**Aim:**
The entries below should be given again exactly, minus their pictures.

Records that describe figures

»»

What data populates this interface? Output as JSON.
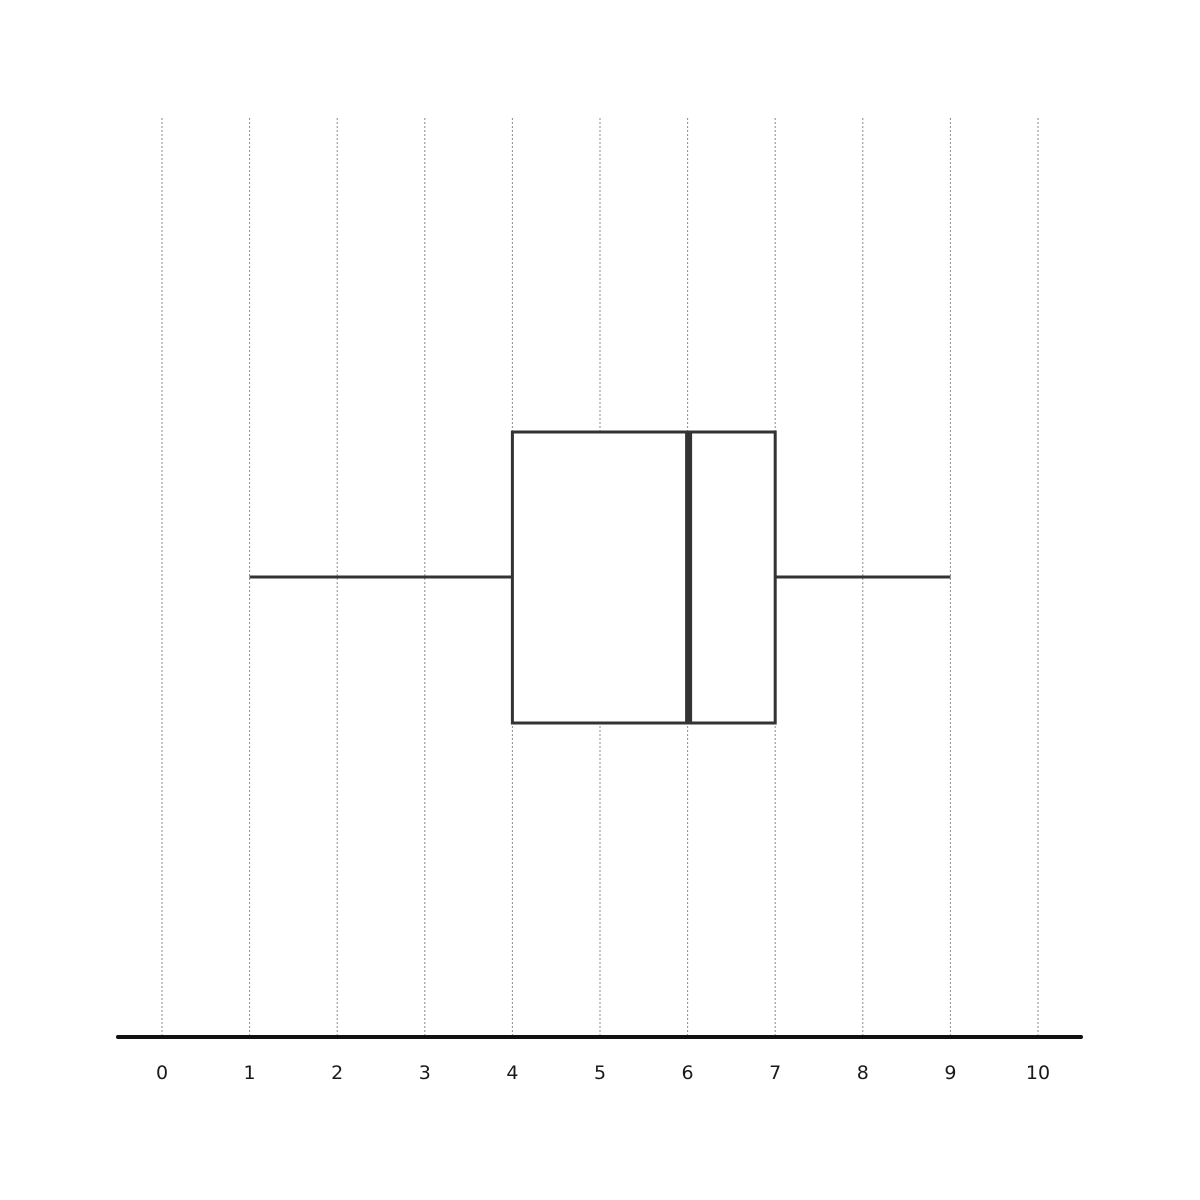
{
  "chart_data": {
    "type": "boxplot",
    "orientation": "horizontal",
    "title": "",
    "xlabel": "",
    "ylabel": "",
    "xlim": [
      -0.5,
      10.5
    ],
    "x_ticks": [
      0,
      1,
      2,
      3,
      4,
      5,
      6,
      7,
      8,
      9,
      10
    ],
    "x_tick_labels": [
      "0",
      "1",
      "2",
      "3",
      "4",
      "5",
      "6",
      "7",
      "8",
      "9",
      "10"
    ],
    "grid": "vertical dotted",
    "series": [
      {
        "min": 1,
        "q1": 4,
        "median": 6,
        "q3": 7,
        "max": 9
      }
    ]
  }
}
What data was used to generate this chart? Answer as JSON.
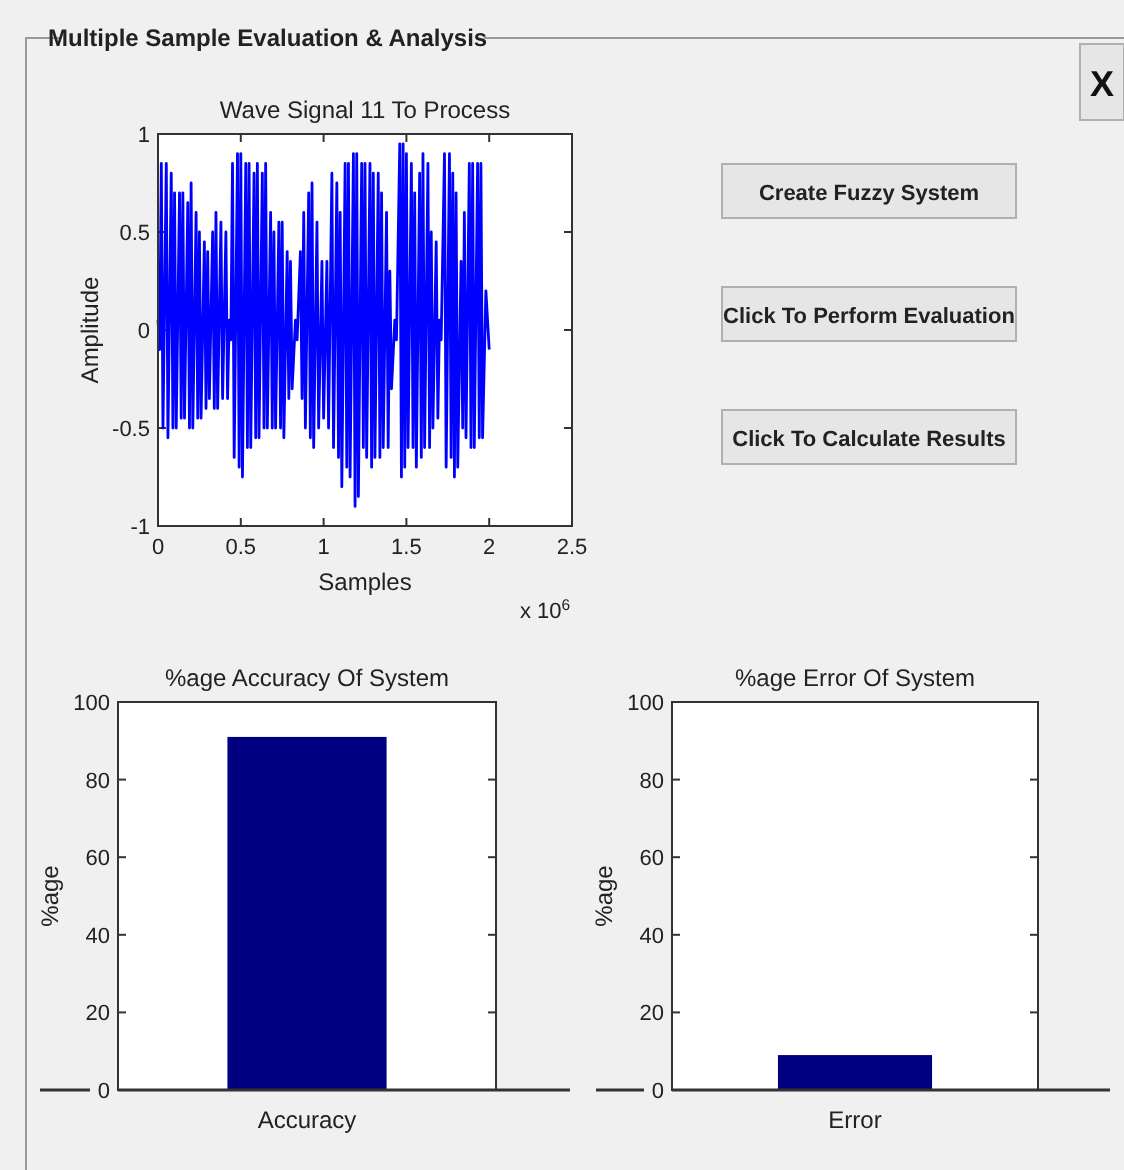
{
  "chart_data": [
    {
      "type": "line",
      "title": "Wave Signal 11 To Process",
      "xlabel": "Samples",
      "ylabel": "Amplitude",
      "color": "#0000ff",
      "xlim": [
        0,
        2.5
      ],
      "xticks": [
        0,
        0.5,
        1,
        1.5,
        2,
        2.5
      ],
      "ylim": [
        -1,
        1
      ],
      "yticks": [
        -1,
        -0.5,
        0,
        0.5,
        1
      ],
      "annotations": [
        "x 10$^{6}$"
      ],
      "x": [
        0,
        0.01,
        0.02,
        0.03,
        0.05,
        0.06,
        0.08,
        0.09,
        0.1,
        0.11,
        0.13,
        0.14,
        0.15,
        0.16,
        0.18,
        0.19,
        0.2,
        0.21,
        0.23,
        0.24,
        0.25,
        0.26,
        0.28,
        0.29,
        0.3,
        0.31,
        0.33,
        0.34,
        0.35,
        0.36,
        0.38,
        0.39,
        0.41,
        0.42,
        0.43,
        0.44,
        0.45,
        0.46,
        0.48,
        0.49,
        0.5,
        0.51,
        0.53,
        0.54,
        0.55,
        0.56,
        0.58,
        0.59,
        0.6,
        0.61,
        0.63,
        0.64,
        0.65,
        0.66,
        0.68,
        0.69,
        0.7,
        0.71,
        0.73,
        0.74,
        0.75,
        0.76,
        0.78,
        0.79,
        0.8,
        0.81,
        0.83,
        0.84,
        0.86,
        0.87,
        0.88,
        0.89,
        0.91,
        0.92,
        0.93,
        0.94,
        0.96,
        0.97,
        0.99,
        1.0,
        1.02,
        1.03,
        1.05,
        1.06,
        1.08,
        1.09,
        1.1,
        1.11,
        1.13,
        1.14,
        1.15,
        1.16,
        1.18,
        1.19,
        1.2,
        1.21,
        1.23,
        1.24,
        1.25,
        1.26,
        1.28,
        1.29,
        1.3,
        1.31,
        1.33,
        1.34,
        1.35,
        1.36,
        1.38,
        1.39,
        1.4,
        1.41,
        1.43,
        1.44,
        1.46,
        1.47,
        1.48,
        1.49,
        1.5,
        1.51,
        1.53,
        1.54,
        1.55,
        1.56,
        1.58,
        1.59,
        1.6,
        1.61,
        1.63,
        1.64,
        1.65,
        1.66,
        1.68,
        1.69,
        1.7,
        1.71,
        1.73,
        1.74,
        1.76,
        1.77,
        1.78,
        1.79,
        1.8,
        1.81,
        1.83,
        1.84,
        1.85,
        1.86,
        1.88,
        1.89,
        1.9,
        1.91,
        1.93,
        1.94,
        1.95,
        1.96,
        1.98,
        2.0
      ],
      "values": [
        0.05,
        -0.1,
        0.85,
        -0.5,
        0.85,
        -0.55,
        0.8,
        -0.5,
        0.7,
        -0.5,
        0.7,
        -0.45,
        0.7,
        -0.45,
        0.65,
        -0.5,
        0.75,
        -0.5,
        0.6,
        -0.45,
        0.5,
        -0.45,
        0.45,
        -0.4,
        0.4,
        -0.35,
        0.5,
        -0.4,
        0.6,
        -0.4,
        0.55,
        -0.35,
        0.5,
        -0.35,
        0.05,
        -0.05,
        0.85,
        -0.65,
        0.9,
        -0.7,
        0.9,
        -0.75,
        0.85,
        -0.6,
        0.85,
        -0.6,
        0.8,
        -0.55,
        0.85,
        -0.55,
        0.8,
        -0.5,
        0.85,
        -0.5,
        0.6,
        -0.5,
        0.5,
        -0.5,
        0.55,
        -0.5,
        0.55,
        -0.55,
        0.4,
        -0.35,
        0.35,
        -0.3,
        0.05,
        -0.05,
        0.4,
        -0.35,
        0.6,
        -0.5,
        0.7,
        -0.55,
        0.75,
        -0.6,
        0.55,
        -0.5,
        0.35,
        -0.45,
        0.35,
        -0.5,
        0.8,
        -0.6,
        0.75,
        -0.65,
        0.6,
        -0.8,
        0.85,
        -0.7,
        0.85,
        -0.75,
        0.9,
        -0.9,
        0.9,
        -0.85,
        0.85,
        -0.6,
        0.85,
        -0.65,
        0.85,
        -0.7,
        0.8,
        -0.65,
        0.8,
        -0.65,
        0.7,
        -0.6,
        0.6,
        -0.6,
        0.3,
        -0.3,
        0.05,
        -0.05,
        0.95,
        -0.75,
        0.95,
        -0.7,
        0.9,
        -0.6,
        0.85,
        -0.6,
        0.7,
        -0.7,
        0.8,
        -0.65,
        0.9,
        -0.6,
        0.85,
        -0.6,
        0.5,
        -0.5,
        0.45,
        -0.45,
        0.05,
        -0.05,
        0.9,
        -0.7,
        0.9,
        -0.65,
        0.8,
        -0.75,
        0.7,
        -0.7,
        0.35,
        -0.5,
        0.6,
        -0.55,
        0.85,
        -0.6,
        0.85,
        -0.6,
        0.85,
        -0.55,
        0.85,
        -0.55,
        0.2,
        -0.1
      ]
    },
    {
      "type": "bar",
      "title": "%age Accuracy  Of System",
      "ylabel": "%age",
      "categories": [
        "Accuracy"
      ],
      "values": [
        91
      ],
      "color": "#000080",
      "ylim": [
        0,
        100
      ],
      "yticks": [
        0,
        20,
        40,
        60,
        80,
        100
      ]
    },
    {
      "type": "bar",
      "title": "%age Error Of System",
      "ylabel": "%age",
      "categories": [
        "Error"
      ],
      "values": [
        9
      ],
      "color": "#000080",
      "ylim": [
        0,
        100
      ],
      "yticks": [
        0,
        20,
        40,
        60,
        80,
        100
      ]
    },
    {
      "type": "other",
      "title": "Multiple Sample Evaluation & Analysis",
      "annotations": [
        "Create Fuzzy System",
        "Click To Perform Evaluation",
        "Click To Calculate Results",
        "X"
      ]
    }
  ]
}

««

**Output:**
What data populates this interface? Output as JSON.
{
  "chart_data": {
    "type": "boxplot",
    "orientation": "horizontal",
    "title": "",
    "xlabel": "",
    "ylabel": "",
    "xlim": [
      -0.5,
      10.5
    ],
    "x_ticks": [
      0,
      1,
      2,
      3,
      4,
      5,
      6,
      7,
      8,
      9,
      10
    ],
    "x_tick_labels": [
      "0",
      "1",
      "2",
      "3",
      "4",
      "5",
      "6",
      "7",
      "8",
      "9",
      "10"
    ],
    "grid": "vertical dotted",
    "series": [
      {
        "min": 1,
        "q1": 4,
        "median": 6,
        "q3": 7,
        "max": 9
      }
    ]
  }
}
What data was used to generate this chart? Answer as JSON.
{
  "chart_data": [
    {
      "type": "line",
      "title": "Wave Signal 11 To Process",
      "xlabel": "Samples",
      "ylabel": "Amplitude",
      "color": "#0000ff",
      "xlim": [
        0,
        2.5
      ],
      "xticks": [
        0,
        0.5,
        1,
        1.5,
        2,
        2.5
      ],
      "ylim": [
        -1,
        1
      ],
      "yticks": [
        -1,
        -0.5,
        0,
        0.5,
        1
      ],
      "annotations": [
        "x 10$^{6}$"
      ],
      "x": [
        0,
        0.01,
        0.02,
        0.03,
        0.05,
        0.06,
        0.08,
        0.09,
        0.1,
        0.11,
        0.13,
        0.14,
        0.15,
        0.16,
        0.18,
        0.19,
        0.2,
        0.21,
        0.23,
        0.24,
        0.25,
        0.26,
        0.28,
        0.29,
        0.3,
        0.31,
        0.33,
        0.34,
        0.35,
        0.36,
        0.38,
        0.39,
        0.41,
        0.42,
        0.43,
        0.44,
        0.45,
        0.46,
        0.48,
        0.49,
        0.5,
        0.51,
        0.53,
        0.54,
        0.55,
        0.56,
        0.58,
        0.59,
        0.6,
        0.61,
        0.63,
        0.64,
        0.65,
        0.66,
        0.68,
        0.69,
        0.7,
        0.71,
        0.73,
        0.74,
        0.75,
        0.76,
        0.78,
        0.79,
        0.8,
        0.81,
        0.83,
        0.84,
        0.86,
        0.87,
        0.88,
        0.89,
        0.91,
        0.92,
        0.93,
        0.94,
        0.96,
        0.97,
        0.99,
        1.0,
        1.02,
        1.03,
        1.05,
        1.06,
        1.08,
        1.09,
        1.1,
        1.11,
        1.13,
        1.14,
        1.15,
        1.16,
        1.18,
        1.19,
        1.2,
        1.21,
        1.23,
        1.24,
        1.25,
        1.26,
        1.28,
        1.29,
        1.3,
        1.31,
        1.33,
        1.34,
        1.35,
        1.36,
        1.38,
        1.39,
        1.4,
        1.41,
        1.43,
        1.44,
        1.46,
        1.47,
        1.48,
        1.49,
        1.5,
        1.51,
        1.53,
        1.54,
        1.55,
        1.56,
        1.58,
        1.59,
        1.6,
        1.61,
        1.63,
        1.64,
        1.65,
        1.66,
        1.68,
        1.69,
        1.7,
        1.71,
        1.73,
        1.74,
        1.76,
        1.77,
        1.78,
        1.79,
        1.8,
        1.81,
        1.83,
        1.84,
        1.85,
        1.86,
        1.88,
        1.89,
        1.9,
        1.91,
        1.93,
        1.94,
        1.95,
        1.96,
        1.98,
        2.0
      ],
      "values": [
        0.05,
        -0.1,
        0.85,
        -0.5,
        0.85,
        -0.55,
        0.8,
        -0.5,
        0.7,
        -0.5,
        0.7,
        -0.45,
        0.7,
        -0.45,
        0.65,
        -0.5,
        0.75,
        -0.5,
        0.6,
        -0.45,
        0.5,
        -0.45,
        0.45,
        -0.4,
        0.4,
        -0.35,
        0.5,
        -0.4,
        0.6,
        -0.4,
        0.55,
        -0.35,
        0.5,
        -0.35,
        0.05,
        -0.05,
        0.85,
        -0.65,
        0.9,
        -0.7,
        0.9,
        -0.75,
        0.85,
        -0.6,
        0.85,
        -0.6,
        0.8,
        -0.55,
        0.85,
        -0.55,
        0.8,
        -0.5,
        0.85,
        -0.5,
        0.6,
        -0.5,
        0.5,
        -0.5,
        0.55,
        -0.5,
        0.55,
        -0.55,
        0.4,
        -0.35,
        0.35,
        -0.3,
        0.05,
        -0.05,
        0.4,
        -0.35,
        0.6,
        -0.5,
        0.7,
        -0.55,
        0.75,
        -0.6,
        0.55,
        -0.5,
        0.35,
        -0.45,
        0.35,
        -0.5,
        0.8,
        -0.6,
        0.75,
        -0.65,
        0.6,
        -0.8,
        0.85,
        -0.7,
        0.85,
        -0.75,
        0.9,
        -0.9,
        0.9,
        -0.85,
        0.85,
        -0.6,
        0.85,
        -0.65,
        0.85,
        -0.7,
        0.8,
        -0.65,
        0.8,
        -0.65,
        0.7,
        -0.6,
        0.6,
        -0.6,
        0.3,
        -0.3,
        0.05,
        -0.05,
        0.95,
        -0.75,
        0.95,
        -0.7,
        0.9,
        -0.6,
        0.85,
        -0.6,
        0.7,
        -0.7,
        0.8,
        -0.65,
        0.9,
        -0.6,
        0.85,
        -0.6,
        0.5,
        -0.5,
        0.45,
        -0.45,
        0.05,
        -0.05,
        0.9,
        -0.7,
        0.9,
        -0.65,
        0.8,
        -0.75,
        0.7,
        -0.7,
        0.35,
        -0.5,
        0.6,
        -0.55,
        0.85,
        -0.6,
        0.85,
        -0.6,
        0.85,
        -0.55,
        0.85,
        -0.55,
        0.2,
        -0.1
      ]
    },
    {
      "type": "bar",
      "title": "%age Accuracy  Of System",
      "ylabel": "%age",
      "categories": [
        "Accuracy"
      ],
      "values": [
        91
      ],
      "color": "#000080",
      "ylim": [
        0,
        100
      ],
      "yticks": [
        0,
        20,
        40,
        60,
        80,
        100
      ]
    },
    {
      "type": "bar",
      "title": "%age Error Of System",
      "ylabel": "%age",
      "categories": [
        "Error"
      ],
      "values": [
        9
      ],
      "color": "#000080",
      "ylim": [
        0,
        100
      ],
      "yticks": [
        0,
        20,
        40,
        60,
        80,
        100
      ]
    },
    {
      "type": "other",
      "title": "Multiple Sample Evaluation & Analysis",
      "annotations": [
        "Create Fuzzy System",
        "Click To Perform Evaluation",
        "Click To Calculate Results",
        "X"
      ]
    }
  ]
}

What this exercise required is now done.